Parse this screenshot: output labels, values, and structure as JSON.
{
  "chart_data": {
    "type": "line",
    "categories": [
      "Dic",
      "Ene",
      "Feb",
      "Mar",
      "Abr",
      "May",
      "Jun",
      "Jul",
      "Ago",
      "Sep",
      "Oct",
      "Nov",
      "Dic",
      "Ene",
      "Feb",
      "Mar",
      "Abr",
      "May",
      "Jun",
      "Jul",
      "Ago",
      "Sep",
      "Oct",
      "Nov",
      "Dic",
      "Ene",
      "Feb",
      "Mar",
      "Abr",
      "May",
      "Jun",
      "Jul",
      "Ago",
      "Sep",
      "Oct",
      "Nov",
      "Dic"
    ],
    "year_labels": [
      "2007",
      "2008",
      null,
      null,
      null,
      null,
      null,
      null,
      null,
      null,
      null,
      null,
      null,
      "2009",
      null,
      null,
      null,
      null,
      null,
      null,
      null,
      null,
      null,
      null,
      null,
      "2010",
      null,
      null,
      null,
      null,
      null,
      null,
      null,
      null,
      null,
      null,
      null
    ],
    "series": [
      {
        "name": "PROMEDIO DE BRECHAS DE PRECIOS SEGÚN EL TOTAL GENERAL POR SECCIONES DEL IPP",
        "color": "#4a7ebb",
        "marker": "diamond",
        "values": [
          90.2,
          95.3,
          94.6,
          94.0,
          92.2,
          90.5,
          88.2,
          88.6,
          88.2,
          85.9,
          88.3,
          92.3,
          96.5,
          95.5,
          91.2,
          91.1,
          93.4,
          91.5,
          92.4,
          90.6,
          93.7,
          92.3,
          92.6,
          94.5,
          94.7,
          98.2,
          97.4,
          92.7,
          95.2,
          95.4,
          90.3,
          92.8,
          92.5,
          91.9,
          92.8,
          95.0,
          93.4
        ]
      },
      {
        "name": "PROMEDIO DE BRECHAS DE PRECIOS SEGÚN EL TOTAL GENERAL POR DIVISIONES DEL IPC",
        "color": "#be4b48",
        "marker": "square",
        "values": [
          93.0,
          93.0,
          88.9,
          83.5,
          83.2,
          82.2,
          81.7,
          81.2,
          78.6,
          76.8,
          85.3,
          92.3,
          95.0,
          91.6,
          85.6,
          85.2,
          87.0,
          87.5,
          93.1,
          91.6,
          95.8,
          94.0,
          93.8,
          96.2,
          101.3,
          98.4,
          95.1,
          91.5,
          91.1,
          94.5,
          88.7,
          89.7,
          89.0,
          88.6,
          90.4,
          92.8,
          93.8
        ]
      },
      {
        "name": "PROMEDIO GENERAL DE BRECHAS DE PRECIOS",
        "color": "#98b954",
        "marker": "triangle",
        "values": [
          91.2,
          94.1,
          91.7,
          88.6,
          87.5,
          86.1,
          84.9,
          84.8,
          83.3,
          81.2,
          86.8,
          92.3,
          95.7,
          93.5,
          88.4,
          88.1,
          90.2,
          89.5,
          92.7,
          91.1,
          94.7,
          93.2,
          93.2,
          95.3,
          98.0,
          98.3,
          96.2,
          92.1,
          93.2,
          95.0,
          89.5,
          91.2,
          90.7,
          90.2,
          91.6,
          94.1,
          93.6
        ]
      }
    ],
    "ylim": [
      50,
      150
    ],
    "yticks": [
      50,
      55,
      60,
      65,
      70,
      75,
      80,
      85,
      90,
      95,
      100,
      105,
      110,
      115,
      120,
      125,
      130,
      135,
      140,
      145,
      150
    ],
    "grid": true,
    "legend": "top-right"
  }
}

-------------------------

= BRIEF =
State how many lines of the records hold the string "name", and nothing else.

= SOLUTION TO THIS EXERCISE =
3